Dataset entries for page text
# # #

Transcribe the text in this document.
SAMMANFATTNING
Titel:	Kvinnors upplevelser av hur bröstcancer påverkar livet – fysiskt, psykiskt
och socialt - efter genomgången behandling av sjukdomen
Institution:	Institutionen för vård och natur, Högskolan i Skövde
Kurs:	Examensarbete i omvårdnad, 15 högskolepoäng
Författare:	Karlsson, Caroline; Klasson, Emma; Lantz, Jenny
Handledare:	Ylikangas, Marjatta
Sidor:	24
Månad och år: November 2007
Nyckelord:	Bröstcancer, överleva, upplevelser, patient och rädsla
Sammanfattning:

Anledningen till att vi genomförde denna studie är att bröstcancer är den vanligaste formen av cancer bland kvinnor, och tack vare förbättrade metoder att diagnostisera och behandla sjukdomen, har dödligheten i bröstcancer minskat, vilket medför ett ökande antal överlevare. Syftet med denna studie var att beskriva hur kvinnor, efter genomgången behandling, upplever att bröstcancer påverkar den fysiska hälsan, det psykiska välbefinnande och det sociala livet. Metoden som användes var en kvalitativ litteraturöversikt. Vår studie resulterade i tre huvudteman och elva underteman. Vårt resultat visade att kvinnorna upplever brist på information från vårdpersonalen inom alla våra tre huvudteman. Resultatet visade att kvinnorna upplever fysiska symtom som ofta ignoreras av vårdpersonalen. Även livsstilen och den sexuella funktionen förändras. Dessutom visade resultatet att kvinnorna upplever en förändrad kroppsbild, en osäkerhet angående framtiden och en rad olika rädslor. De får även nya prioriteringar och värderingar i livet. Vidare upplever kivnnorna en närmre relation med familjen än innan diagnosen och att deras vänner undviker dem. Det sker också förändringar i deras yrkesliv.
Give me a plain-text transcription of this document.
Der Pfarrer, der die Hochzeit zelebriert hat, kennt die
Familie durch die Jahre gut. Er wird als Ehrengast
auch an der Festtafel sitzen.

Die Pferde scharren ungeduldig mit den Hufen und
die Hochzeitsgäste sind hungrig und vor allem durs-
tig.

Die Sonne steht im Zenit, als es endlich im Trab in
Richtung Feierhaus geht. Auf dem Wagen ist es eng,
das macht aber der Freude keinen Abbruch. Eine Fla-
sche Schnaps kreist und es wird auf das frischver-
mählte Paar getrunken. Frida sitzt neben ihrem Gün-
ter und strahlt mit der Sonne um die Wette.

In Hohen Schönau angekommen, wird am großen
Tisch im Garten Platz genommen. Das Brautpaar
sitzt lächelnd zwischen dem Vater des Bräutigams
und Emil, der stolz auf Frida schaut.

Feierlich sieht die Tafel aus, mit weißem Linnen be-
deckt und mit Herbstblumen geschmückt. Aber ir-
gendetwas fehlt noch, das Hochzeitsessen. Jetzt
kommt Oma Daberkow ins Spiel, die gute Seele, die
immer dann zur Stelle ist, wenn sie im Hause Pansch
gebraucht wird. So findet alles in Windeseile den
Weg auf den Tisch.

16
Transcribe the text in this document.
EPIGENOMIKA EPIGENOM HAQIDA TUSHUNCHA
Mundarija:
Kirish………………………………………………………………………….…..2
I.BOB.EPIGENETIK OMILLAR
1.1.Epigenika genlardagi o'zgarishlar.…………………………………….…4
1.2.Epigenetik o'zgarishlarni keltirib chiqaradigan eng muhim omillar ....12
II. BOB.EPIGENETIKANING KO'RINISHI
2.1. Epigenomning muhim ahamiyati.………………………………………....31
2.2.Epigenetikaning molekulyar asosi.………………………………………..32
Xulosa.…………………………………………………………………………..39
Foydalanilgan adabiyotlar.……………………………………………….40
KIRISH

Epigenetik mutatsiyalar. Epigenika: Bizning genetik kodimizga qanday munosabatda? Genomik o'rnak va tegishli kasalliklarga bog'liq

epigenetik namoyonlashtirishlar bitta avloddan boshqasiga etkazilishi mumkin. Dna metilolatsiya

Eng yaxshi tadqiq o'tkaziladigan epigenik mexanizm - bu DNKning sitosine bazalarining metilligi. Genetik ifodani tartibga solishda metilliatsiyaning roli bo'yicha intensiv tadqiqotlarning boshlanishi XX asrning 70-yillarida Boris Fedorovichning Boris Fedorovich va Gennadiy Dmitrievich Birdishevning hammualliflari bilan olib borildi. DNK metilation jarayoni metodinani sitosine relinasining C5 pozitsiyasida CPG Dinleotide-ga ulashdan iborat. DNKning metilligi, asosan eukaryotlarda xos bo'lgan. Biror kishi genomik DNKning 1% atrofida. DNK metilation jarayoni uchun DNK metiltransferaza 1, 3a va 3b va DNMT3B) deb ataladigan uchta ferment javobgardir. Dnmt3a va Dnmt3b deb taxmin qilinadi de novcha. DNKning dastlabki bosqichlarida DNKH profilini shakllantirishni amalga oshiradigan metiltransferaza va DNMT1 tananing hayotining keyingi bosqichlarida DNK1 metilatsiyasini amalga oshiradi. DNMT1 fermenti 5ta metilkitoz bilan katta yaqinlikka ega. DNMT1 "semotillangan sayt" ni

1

# # #

* **Task to carry out**:
Each line that contains the string "upplevelser" counts once; report how many such lines the entries have, giving only the number.

* **Written response**:
2